Collection entries
━━━━
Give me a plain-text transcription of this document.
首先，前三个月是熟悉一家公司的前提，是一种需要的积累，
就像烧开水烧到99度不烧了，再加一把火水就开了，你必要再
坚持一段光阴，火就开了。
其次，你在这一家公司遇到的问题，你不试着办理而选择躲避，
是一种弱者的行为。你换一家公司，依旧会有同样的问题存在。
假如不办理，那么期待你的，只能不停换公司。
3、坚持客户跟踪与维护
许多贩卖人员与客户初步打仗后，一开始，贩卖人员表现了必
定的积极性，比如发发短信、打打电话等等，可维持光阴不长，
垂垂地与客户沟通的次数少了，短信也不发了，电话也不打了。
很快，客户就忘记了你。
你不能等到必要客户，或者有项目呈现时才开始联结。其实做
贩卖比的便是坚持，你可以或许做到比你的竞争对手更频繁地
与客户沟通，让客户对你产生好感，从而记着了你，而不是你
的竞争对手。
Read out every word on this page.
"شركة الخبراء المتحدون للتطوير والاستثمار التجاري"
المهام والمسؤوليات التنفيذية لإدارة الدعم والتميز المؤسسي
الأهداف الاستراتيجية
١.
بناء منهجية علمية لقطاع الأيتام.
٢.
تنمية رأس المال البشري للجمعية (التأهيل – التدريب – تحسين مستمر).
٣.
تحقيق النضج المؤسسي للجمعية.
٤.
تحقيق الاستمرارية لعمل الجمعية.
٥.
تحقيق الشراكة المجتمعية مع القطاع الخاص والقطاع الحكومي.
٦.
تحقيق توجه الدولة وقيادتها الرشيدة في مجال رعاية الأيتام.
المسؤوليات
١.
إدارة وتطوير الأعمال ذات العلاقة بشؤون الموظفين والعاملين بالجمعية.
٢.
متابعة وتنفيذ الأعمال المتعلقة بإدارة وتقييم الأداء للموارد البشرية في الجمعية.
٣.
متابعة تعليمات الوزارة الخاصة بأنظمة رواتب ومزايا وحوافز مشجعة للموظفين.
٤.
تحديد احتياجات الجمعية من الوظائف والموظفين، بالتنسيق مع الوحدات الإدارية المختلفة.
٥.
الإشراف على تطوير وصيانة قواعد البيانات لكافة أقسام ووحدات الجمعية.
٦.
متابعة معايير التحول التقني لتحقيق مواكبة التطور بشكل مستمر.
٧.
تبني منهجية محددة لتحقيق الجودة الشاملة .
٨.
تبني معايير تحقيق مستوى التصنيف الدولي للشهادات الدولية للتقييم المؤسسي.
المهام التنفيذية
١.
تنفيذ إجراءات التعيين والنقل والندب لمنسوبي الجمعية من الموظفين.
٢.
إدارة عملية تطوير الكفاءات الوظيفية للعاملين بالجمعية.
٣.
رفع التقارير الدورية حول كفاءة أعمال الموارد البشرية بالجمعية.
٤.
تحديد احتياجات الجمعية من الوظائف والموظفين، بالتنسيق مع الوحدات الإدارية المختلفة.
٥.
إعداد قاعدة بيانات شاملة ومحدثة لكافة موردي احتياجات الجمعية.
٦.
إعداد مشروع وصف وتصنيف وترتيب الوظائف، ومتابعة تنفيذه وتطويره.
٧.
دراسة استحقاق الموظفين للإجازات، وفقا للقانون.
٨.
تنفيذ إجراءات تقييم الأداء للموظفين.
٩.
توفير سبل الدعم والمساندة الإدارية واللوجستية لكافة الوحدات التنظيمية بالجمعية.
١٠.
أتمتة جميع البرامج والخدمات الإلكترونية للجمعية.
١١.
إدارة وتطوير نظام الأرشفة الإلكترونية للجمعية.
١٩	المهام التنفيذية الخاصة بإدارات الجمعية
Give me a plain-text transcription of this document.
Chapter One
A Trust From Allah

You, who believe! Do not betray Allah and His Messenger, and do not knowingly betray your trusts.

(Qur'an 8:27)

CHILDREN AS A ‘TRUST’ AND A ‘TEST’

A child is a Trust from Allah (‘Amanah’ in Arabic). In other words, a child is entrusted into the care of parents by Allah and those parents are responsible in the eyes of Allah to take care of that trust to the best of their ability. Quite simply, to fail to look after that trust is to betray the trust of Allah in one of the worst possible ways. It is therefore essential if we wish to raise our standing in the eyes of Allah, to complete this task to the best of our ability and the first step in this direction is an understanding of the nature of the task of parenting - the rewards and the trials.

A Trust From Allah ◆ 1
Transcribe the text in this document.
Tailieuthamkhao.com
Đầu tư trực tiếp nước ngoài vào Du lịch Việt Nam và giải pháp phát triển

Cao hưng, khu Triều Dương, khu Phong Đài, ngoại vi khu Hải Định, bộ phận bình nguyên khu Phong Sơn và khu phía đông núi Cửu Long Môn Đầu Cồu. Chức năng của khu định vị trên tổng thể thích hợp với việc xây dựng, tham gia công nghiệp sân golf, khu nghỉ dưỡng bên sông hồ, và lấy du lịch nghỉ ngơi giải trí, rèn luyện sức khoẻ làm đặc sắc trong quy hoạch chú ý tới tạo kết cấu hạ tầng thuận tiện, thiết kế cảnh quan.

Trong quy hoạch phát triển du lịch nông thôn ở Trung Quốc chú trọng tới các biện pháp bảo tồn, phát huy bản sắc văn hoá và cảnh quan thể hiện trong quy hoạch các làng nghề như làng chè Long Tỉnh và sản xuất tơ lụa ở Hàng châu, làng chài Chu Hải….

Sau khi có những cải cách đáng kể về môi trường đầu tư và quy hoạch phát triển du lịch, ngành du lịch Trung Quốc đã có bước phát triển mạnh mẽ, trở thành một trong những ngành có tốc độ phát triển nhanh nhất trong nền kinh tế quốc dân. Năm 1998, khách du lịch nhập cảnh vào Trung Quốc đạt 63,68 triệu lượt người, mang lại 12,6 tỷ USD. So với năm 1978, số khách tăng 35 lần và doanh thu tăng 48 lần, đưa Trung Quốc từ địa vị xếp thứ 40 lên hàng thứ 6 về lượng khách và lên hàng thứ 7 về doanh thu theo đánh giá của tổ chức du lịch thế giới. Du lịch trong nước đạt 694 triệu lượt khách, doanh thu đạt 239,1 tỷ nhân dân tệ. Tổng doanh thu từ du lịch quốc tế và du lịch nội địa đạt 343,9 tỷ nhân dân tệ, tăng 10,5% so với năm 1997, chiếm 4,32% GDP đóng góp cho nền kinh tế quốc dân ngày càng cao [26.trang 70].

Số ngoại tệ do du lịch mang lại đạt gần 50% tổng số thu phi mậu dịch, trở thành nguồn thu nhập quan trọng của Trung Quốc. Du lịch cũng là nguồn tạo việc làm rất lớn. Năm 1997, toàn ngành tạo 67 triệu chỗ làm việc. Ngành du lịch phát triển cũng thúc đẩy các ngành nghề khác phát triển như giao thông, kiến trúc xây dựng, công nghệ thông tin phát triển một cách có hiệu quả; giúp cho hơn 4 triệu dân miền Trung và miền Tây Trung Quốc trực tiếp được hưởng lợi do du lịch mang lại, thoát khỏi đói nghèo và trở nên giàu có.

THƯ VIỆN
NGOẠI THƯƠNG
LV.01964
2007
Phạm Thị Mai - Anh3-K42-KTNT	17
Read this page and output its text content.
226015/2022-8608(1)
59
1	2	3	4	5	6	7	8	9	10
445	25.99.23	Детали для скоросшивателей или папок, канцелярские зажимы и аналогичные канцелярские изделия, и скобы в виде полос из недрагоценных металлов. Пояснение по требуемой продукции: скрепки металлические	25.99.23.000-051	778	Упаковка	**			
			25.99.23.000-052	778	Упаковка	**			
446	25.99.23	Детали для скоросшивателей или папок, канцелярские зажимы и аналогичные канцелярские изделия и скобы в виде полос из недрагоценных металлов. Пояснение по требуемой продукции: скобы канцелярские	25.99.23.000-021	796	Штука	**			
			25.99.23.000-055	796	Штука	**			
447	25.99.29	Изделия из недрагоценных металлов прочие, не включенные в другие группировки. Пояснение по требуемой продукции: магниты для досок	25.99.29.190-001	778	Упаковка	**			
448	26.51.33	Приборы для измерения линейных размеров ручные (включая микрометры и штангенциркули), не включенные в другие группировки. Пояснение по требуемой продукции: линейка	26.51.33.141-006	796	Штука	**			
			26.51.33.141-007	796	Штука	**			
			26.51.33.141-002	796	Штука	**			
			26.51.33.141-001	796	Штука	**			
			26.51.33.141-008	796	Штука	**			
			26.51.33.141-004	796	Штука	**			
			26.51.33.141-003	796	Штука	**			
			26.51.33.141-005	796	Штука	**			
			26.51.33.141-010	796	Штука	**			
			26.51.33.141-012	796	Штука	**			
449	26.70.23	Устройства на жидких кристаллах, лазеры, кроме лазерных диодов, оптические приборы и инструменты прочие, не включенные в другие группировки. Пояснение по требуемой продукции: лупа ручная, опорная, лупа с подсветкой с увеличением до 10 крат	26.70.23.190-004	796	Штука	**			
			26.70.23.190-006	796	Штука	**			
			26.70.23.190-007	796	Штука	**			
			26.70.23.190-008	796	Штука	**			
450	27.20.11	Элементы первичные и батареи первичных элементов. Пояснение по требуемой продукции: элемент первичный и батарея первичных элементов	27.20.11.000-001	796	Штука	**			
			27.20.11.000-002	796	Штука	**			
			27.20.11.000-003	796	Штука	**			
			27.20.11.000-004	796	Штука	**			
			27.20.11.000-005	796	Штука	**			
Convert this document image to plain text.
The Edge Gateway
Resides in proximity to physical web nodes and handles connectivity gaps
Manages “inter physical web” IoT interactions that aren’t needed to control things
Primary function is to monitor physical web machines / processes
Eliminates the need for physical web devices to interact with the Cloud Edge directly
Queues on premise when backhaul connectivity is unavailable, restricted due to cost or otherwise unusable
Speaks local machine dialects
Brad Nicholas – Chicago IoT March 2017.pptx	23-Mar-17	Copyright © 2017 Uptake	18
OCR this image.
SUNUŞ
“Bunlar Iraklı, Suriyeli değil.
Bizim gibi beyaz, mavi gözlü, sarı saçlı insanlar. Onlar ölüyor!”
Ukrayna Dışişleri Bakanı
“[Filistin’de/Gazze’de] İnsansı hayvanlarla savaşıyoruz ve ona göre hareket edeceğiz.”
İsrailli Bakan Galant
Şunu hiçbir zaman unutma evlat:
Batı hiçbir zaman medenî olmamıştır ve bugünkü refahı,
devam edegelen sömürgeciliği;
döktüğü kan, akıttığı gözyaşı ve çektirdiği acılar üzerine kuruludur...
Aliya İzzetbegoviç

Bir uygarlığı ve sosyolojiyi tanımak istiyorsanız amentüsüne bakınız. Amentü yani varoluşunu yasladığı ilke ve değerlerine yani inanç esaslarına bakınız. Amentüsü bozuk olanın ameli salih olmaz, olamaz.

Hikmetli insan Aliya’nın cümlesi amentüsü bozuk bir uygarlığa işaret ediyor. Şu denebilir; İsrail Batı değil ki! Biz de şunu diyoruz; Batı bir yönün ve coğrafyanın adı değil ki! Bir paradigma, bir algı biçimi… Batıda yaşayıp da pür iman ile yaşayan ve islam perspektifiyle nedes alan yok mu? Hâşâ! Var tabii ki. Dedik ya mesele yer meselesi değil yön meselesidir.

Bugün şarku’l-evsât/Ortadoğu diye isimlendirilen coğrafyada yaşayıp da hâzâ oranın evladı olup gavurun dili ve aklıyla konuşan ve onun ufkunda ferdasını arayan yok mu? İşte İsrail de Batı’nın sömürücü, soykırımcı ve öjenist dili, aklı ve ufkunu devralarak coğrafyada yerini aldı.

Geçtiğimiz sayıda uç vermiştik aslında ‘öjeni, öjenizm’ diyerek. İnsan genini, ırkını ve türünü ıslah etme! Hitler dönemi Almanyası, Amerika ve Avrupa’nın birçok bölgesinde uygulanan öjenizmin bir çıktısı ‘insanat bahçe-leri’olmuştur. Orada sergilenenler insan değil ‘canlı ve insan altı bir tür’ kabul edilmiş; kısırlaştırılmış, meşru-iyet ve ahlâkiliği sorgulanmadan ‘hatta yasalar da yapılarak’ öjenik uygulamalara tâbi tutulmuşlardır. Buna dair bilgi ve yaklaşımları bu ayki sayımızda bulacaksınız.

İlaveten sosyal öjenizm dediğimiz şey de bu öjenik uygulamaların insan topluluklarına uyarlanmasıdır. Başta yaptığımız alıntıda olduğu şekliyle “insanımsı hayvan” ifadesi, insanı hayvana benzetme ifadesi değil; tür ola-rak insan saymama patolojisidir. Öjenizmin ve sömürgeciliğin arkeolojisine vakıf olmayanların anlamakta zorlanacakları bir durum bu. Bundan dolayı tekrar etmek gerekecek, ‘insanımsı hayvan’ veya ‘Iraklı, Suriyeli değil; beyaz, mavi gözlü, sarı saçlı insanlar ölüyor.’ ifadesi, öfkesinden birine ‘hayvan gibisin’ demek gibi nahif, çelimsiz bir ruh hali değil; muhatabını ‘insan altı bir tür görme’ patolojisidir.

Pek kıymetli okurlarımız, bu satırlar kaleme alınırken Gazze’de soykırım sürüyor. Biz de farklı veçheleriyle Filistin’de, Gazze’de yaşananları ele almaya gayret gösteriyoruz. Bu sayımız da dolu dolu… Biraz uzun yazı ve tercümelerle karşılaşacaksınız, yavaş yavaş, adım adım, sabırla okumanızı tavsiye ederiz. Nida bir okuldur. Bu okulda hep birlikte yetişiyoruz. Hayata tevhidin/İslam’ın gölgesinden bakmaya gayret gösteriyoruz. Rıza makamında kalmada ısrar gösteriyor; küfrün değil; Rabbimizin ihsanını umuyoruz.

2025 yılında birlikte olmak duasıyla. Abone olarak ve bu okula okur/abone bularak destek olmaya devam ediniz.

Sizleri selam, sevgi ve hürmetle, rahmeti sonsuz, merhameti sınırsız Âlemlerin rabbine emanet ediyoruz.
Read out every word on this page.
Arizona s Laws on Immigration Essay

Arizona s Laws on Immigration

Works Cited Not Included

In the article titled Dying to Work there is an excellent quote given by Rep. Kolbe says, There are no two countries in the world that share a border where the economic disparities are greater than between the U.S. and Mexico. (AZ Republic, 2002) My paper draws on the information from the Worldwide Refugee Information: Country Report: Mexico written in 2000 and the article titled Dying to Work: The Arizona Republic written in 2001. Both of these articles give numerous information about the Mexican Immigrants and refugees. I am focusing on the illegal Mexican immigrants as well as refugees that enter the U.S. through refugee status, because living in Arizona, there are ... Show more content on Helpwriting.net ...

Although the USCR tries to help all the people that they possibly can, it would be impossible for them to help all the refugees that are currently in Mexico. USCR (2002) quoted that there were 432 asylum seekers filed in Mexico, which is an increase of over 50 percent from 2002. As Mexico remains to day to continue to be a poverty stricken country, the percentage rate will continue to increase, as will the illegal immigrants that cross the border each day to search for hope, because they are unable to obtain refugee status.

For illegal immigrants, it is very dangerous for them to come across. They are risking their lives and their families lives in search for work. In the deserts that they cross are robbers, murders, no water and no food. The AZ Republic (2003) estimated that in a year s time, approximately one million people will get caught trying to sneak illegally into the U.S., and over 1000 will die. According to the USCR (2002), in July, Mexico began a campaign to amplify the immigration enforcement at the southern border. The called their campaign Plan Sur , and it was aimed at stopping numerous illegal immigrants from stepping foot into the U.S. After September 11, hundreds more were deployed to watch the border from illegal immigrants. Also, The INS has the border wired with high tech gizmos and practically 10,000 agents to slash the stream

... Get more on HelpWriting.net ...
━━━━
GIVEN TASK
Copy out each line of the entries that holds "refugee".

WRITTEN SOLUTION
In the article titled Dying to Work there is an excellent quote given by Rep. Kolbe says, There are no two countries in the world that share a border where the economic disparities are greater than between the U.S. and Mexico. (AZ Republic, 2002) My paper draws on the information from the Worldwide Refugee Information: Country Report: Mexico written in 2000 and the article titled Dying to Work: The Arizona Republic written in 2001. Both of these articles give numerous information about the Mexican Immigrants and refugees. I am focusing on the illegal Mexican immigrants as well as refugees that enter the U.S. through refugee status, because living in Arizona, there are ... Show more content on Helpwriting.net ...
Although the USCR tries to help all the people that they possibly can, it would be impossible for them to help all the refugees that are currently in Mexico. USCR (2002) quoted that there were 432 asylum seekers filed in Mexico, which is an increase of over 50 percent from 2002. As Mexico remains to day to continue to be a poverty stricken country, the percentage rate will continue to increase, as will the illegal immigrants that cross the border each day to search for hope, because they are unable to obtain refugee status.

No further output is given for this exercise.